# YOUR OBJECTIVE
Find each line containing the string "this". Copy it.

# ROWS
· · · · · · ·
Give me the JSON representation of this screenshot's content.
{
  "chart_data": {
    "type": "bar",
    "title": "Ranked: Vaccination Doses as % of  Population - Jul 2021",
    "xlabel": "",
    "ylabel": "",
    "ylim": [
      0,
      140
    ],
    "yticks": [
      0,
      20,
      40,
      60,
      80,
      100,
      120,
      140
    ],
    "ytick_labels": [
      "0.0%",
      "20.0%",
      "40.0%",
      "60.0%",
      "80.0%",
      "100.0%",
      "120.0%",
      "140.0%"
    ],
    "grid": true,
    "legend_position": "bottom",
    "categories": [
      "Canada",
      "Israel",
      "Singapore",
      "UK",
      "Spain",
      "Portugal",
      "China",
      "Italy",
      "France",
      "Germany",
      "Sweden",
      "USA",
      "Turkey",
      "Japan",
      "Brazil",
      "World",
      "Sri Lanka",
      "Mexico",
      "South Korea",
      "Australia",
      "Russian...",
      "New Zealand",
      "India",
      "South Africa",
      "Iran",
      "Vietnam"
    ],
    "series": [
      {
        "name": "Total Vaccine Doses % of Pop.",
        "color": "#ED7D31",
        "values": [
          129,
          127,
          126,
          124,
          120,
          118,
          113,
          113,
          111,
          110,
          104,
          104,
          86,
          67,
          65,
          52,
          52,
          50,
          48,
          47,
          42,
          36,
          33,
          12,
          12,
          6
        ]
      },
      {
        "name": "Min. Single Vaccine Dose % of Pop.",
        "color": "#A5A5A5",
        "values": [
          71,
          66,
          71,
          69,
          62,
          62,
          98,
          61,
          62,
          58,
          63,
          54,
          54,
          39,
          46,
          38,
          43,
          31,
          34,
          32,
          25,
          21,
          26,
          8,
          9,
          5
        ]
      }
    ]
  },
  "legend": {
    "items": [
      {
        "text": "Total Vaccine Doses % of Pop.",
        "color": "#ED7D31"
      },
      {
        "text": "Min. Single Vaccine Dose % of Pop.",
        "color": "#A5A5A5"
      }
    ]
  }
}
· · · · · · ·
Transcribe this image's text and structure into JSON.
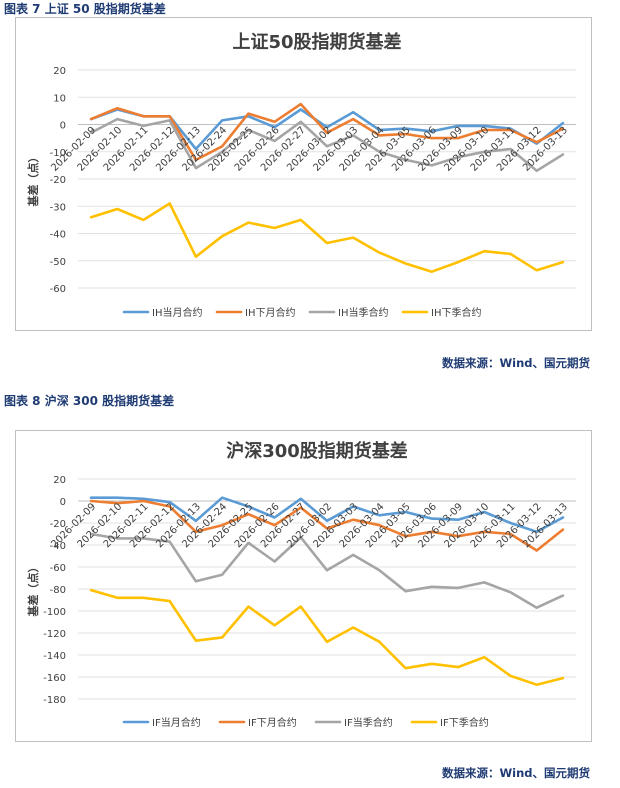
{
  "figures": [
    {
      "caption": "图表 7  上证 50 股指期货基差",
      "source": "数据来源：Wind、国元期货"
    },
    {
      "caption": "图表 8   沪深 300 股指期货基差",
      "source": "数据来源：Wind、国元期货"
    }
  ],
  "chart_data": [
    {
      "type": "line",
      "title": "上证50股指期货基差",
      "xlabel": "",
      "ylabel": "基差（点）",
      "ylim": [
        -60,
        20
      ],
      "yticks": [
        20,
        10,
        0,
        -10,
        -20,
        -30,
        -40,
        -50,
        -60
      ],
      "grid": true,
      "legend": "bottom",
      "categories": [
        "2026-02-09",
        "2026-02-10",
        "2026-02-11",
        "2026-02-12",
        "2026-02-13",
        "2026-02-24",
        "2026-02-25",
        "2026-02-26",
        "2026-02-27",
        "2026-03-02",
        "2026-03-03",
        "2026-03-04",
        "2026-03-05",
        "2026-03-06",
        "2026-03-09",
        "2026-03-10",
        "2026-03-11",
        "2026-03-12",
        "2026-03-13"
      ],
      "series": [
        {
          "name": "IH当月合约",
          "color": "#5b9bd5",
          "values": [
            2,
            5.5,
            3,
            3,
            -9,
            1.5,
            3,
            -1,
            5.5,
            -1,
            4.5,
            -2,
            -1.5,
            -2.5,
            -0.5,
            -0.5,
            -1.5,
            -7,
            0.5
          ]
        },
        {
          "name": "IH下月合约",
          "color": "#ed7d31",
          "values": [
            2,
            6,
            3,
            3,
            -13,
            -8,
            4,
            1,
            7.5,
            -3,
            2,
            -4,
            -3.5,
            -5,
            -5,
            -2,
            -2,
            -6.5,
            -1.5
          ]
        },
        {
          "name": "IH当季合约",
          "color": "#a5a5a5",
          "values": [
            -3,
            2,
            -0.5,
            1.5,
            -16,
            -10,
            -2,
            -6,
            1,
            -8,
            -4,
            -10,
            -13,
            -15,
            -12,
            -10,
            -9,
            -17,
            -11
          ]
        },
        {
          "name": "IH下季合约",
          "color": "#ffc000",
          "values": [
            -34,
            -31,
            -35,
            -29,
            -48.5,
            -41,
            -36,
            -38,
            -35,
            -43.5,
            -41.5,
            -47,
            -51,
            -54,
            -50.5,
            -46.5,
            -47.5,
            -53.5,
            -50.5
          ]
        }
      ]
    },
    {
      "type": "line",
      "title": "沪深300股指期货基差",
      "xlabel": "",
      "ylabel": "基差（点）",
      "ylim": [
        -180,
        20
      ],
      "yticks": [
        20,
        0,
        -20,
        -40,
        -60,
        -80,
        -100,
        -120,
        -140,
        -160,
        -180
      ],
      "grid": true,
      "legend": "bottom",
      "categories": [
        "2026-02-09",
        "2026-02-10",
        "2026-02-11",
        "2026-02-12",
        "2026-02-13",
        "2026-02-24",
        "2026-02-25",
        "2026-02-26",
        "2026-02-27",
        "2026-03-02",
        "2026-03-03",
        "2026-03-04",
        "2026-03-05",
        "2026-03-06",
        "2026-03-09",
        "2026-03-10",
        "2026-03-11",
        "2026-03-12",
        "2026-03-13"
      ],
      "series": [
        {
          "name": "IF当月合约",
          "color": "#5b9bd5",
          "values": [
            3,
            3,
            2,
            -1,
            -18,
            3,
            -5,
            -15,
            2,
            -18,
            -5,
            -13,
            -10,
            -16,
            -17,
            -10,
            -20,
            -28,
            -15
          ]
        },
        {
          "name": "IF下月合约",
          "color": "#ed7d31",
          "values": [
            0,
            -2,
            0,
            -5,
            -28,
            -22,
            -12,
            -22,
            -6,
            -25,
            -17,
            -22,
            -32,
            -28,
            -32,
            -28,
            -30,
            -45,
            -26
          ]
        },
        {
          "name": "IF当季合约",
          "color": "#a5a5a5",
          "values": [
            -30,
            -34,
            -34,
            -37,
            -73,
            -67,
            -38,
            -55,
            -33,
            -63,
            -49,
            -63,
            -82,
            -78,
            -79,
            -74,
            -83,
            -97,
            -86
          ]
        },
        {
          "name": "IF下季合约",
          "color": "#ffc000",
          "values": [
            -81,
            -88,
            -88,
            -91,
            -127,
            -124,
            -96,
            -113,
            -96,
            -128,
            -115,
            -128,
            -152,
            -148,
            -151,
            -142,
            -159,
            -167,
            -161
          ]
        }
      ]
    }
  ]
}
· · · · · · ·
# CORRECT RESULT
Give me the JSON representation of this screenshot's content.
Transcribe this image's text and structure into JSON.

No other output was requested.